>> begin MATERIAL SHOWN

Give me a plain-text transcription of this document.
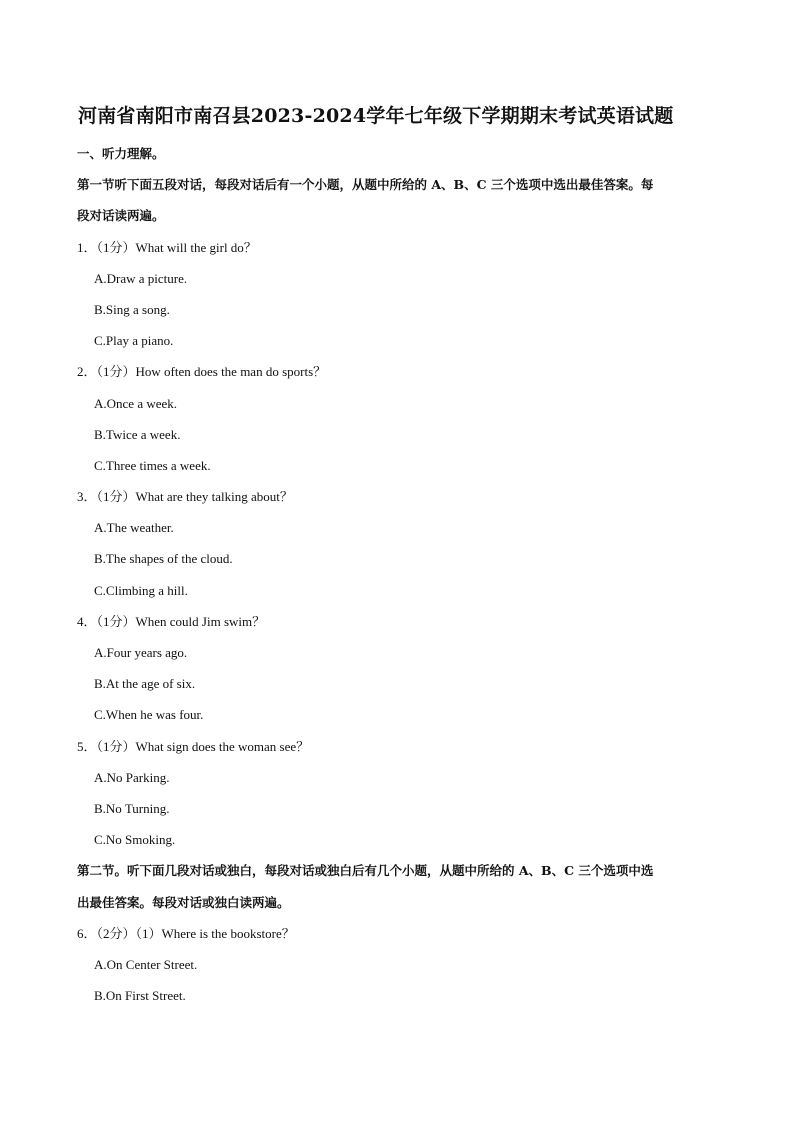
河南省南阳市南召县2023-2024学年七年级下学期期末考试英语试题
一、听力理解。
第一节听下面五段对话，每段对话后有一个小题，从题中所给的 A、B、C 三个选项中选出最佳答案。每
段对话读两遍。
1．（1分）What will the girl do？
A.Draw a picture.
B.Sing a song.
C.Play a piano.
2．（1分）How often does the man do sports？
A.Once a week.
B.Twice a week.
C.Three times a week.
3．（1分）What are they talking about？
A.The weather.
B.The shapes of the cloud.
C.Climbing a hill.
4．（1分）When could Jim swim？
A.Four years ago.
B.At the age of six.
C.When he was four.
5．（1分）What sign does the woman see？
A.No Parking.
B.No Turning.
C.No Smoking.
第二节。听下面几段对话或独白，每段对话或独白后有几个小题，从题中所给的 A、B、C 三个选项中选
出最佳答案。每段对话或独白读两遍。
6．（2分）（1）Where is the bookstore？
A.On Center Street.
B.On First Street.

>> end MATERIAL SHOWN
>> begin MATERIAL SHOWN

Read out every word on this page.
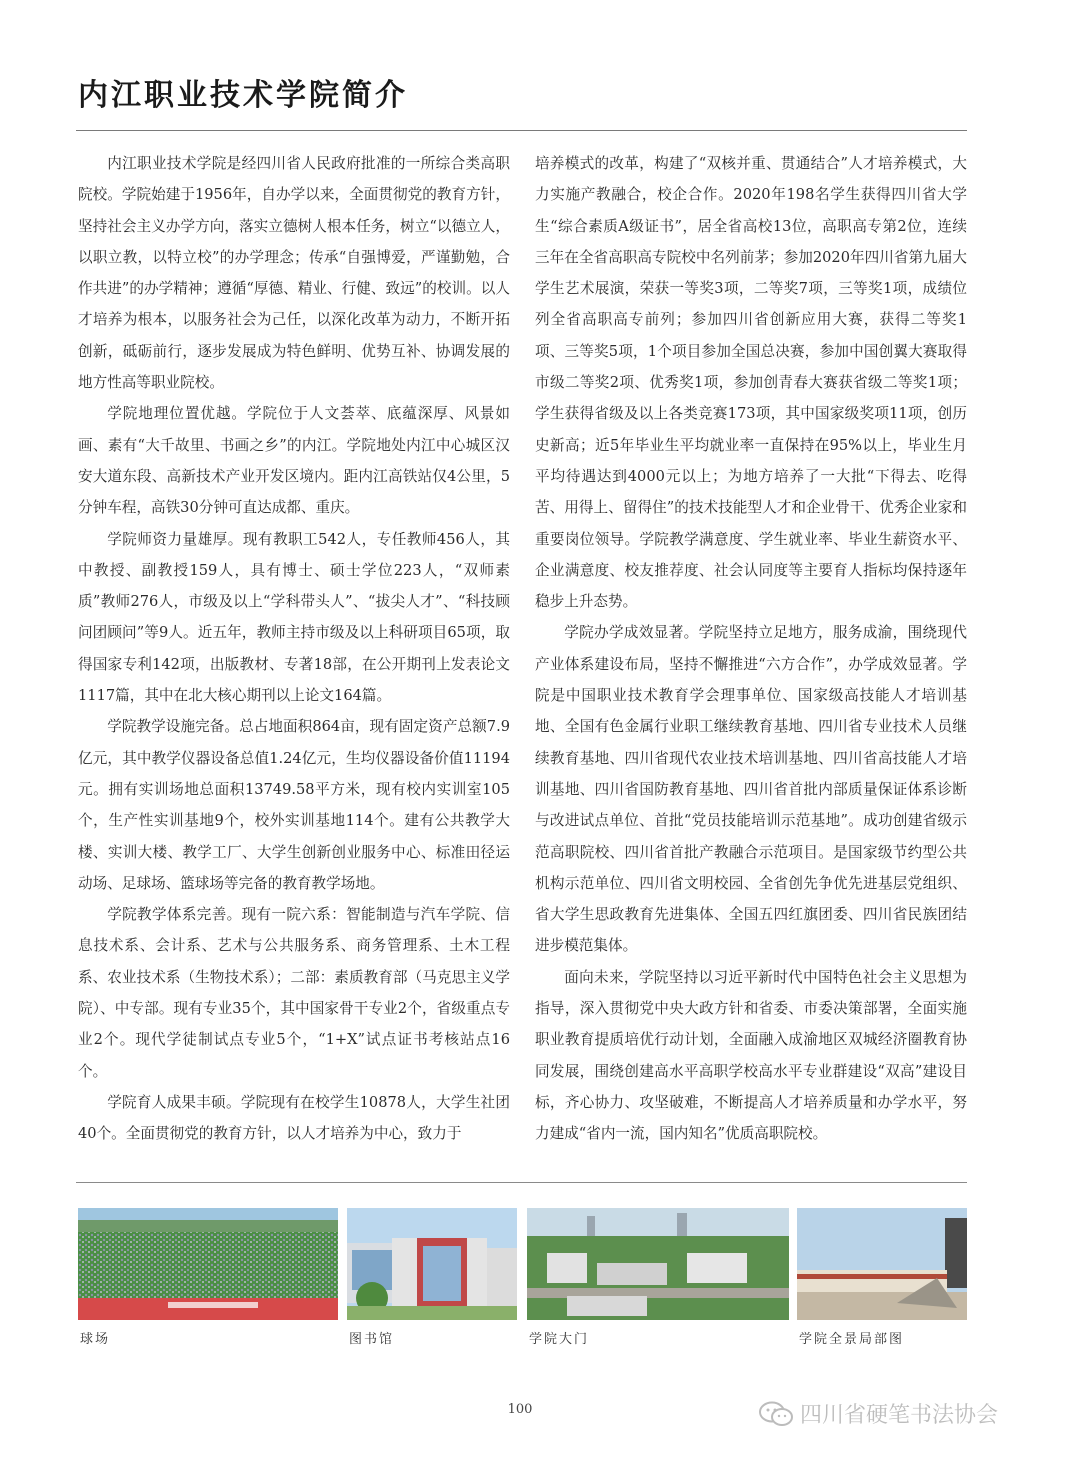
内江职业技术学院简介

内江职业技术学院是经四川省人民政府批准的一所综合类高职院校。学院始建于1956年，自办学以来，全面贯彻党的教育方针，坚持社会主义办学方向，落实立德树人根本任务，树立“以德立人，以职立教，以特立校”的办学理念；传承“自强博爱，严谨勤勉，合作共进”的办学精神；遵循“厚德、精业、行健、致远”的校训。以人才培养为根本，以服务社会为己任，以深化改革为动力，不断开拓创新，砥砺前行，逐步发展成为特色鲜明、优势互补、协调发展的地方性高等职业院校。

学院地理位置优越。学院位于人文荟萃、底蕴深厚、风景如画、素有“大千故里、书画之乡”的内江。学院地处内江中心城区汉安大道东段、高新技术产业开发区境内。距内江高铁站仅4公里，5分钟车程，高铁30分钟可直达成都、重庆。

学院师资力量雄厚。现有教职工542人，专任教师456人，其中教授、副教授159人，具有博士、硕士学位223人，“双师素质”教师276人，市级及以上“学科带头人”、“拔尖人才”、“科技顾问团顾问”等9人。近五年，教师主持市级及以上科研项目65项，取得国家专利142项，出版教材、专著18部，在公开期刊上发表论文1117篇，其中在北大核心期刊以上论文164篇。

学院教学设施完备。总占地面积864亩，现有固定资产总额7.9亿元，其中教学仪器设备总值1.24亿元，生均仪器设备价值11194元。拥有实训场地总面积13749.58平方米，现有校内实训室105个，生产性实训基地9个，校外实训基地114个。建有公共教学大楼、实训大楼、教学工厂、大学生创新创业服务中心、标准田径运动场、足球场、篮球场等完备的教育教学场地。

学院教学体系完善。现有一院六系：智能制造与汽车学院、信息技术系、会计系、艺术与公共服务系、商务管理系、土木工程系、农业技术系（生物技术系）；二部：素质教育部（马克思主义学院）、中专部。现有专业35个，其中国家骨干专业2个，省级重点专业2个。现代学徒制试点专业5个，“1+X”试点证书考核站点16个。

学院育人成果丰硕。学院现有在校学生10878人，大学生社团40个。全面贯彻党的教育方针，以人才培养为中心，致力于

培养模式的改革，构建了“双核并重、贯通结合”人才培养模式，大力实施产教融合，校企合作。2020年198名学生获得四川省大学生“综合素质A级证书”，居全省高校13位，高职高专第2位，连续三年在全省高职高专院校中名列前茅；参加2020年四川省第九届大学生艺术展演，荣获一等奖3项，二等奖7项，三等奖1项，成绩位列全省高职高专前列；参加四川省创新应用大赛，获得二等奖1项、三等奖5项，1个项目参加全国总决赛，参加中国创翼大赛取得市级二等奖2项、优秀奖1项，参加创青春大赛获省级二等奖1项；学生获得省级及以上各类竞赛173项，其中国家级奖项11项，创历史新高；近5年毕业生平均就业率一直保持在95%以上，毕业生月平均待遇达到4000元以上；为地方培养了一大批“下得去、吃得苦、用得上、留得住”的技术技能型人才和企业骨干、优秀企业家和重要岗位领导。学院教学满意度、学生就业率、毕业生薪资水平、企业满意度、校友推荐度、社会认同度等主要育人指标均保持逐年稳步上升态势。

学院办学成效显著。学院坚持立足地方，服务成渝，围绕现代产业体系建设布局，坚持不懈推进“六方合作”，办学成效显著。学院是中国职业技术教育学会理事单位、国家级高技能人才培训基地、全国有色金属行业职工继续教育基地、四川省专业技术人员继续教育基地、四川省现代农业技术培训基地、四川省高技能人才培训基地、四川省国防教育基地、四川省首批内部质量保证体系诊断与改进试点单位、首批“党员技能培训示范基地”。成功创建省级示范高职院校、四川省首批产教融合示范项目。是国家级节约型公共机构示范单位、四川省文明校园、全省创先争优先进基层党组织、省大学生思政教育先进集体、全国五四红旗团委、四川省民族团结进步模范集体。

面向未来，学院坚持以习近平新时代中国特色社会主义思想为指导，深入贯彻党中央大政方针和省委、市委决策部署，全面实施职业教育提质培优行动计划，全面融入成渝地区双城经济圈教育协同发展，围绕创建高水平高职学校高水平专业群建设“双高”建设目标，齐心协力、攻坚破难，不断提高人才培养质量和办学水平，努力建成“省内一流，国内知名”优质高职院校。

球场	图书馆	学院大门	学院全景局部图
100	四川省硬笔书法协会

>> end MATERIAL SHOWN

■ WORK REQUIRED ■
Search the data above for the string "When" and return every line that has it.

■ TASK SOLUTION ■
4．（1分）When could Jim swim？
C.When he was four.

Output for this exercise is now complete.